Extracted entries:
————————
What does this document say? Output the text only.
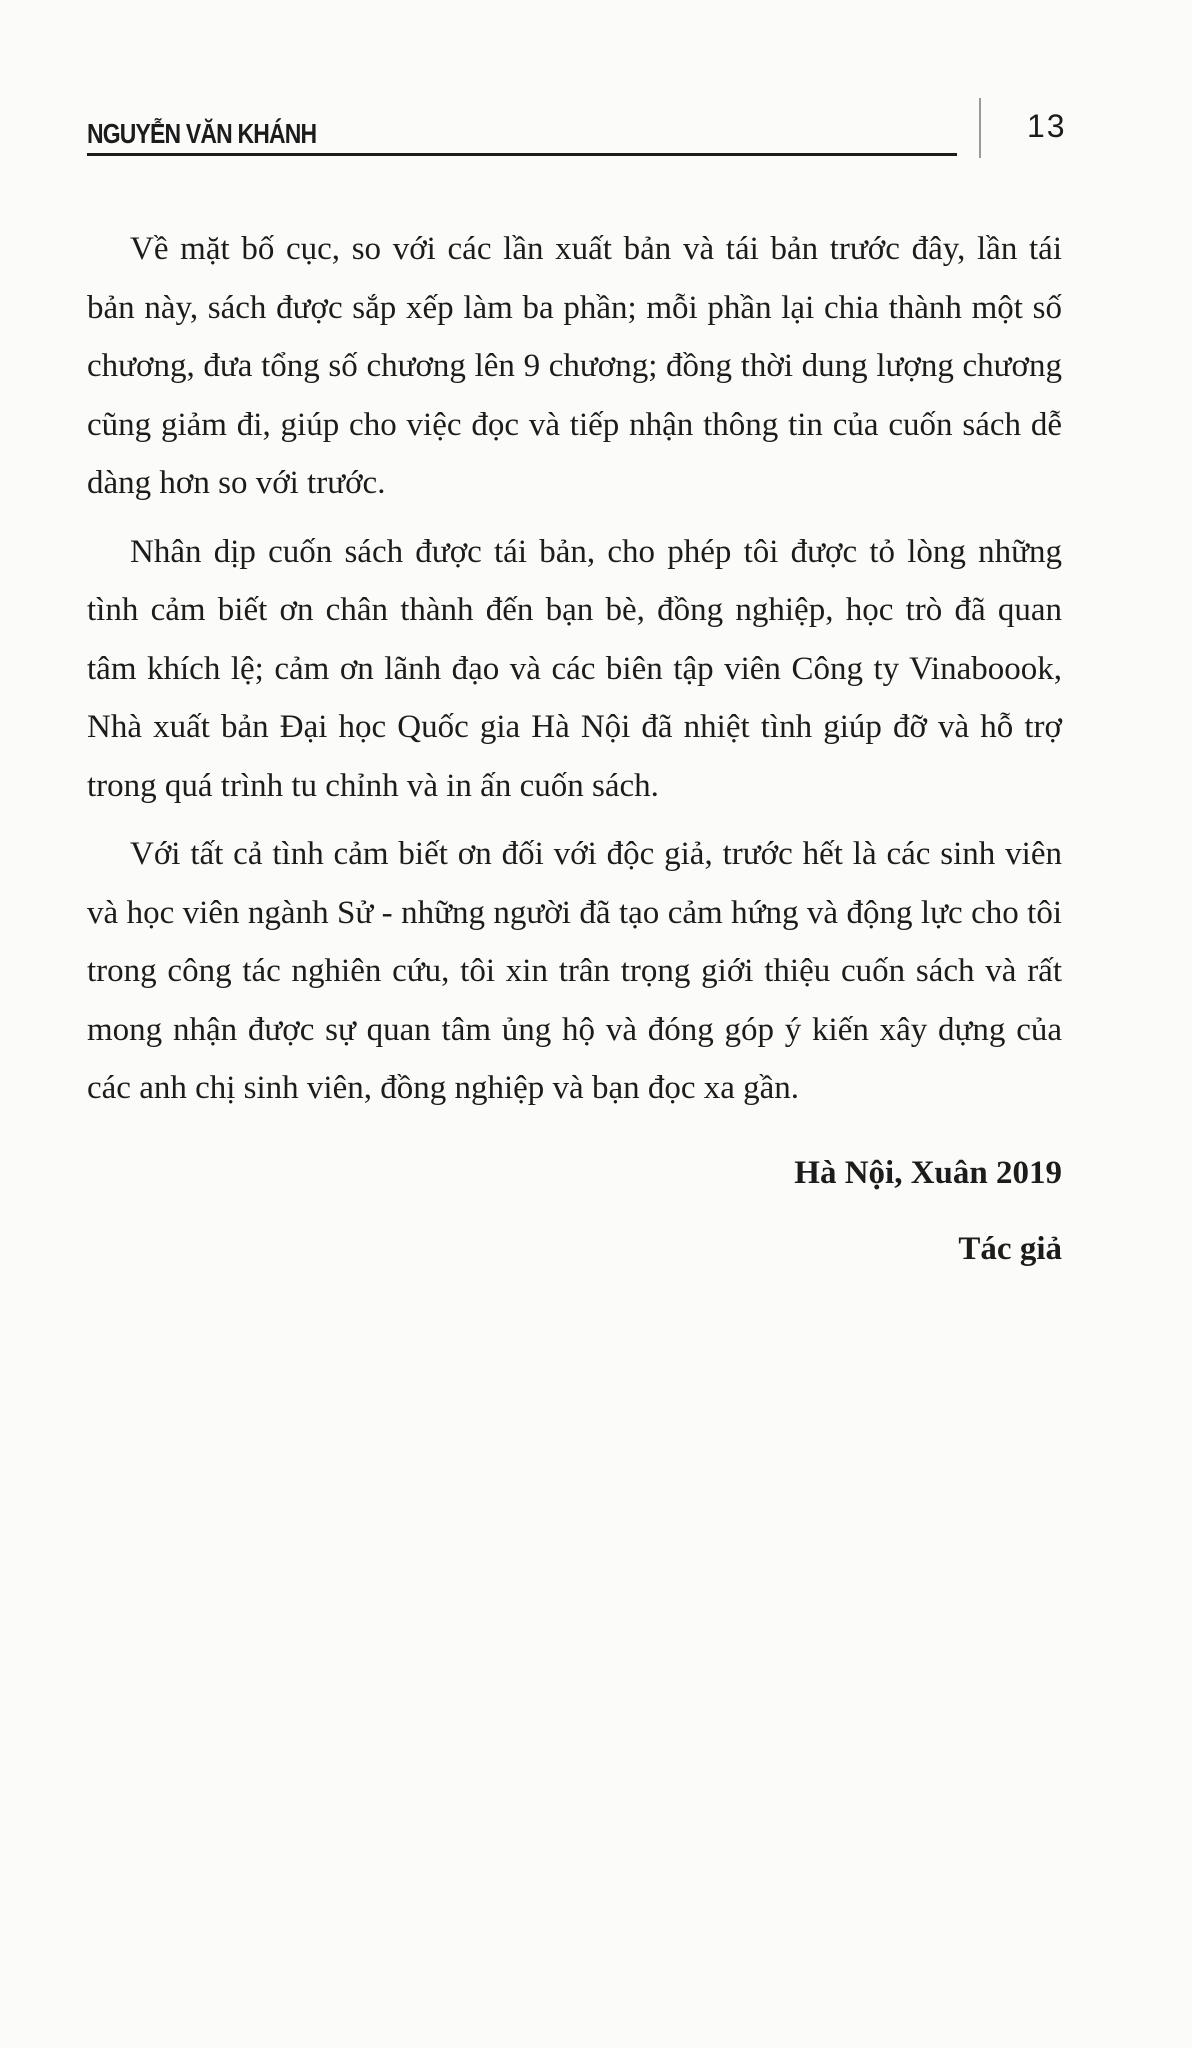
NGUYỄN VĂN KHÁNH	13

Về mặt bố cục, so với các lần xuất bản và tái bản trước đây, lần tái bản này, sách được sắp xếp làm ba phần; mỗi phần lại chia thành một số chương, đưa tổng số chương lên 9 chương; đồng thời dung lượng chương cũng giảm đi, giúp cho việc đọc và tiếp nhận thông tin của cuốn sách dễ dàng hơn so với trước.

Nhân dịp cuốn sách được tái bản, cho phép tôi được tỏ lòng những tình cảm biết ơn chân thành đến bạn bè, đồng nghiệp, học trò đã quan tâm khích lệ; cảm ơn lãnh đạo và các biên tập viên Công ty Vinaboook, Nhà xuất bản Đại học Quốc gia Hà Nội đã nhiệt tình giúp đỡ và hỗ trợ trong quá trình tu chỉnh và in ấn cuốn sách.

Với tất cả tình cảm biết ơn đối với độc giả, trước hết là các sinh viên và học viên ngành Sử - những người đã tạo cảm hứng và động lực cho tôi trong công tác nghiên cứu, tôi xin trân trọng giới thiệu cuốn sách và rất mong nhận được sự quan tâm ủng hộ và đóng góp ý kiến xây dựng của các anh chị sinh viên, đồng nghiệp và bạn đọc xa gần.

Hà Nội, Xuân 2019
Tác giả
————————
Goal: Leave the images out and output the remaining material exactly as it stands.

Solved problem:
What does this document say? Output the text only.
NGUYỄN VĂN KHÁNH	13

Về mặt bố cục, so với các lần xuất bản và tái bản trước đây, lần tái bản này, sách được sắp xếp làm ba phần; mỗi phần lại chia thành một số chương, đưa tổng số chương lên 9 chương; đồng thời dung lượng chương cũng giảm đi, giúp cho việc đọc và tiếp nhận thông tin của cuốn sách dễ dàng hơn so với trước.

Nhân dịp cuốn sách được tái bản, cho phép tôi được tỏ lòng những tình cảm biết ơn chân thành đến bạn bè, đồng nghiệp, học trò đã quan tâm khích lệ; cảm ơn lãnh đạo và các biên tập viên Công ty Vinaboook, Nhà xuất bản Đại học Quốc gia Hà Nội đã nhiệt tình giúp đỡ và hỗ trợ trong quá trình tu chỉnh và in ấn cuốn sách.

Với tất cả tình cảm biết ơn đối với độc giả, trước hết là các sinh viên và học viên ngành Sử - những người đã tạo cảm hứng và động lực cho tôi trong công tác nghiên cứu, tôi xin trân trọng giới thiệu cuốn sách và rất mong nhận được sự quan tâm ủng hộ và đóng góp ý kiến xây dựng của các anh chị sinh viên, đồng nghiệp và bạn đọc xa gần.

Hà Nội, Xuân 2019
Tác giả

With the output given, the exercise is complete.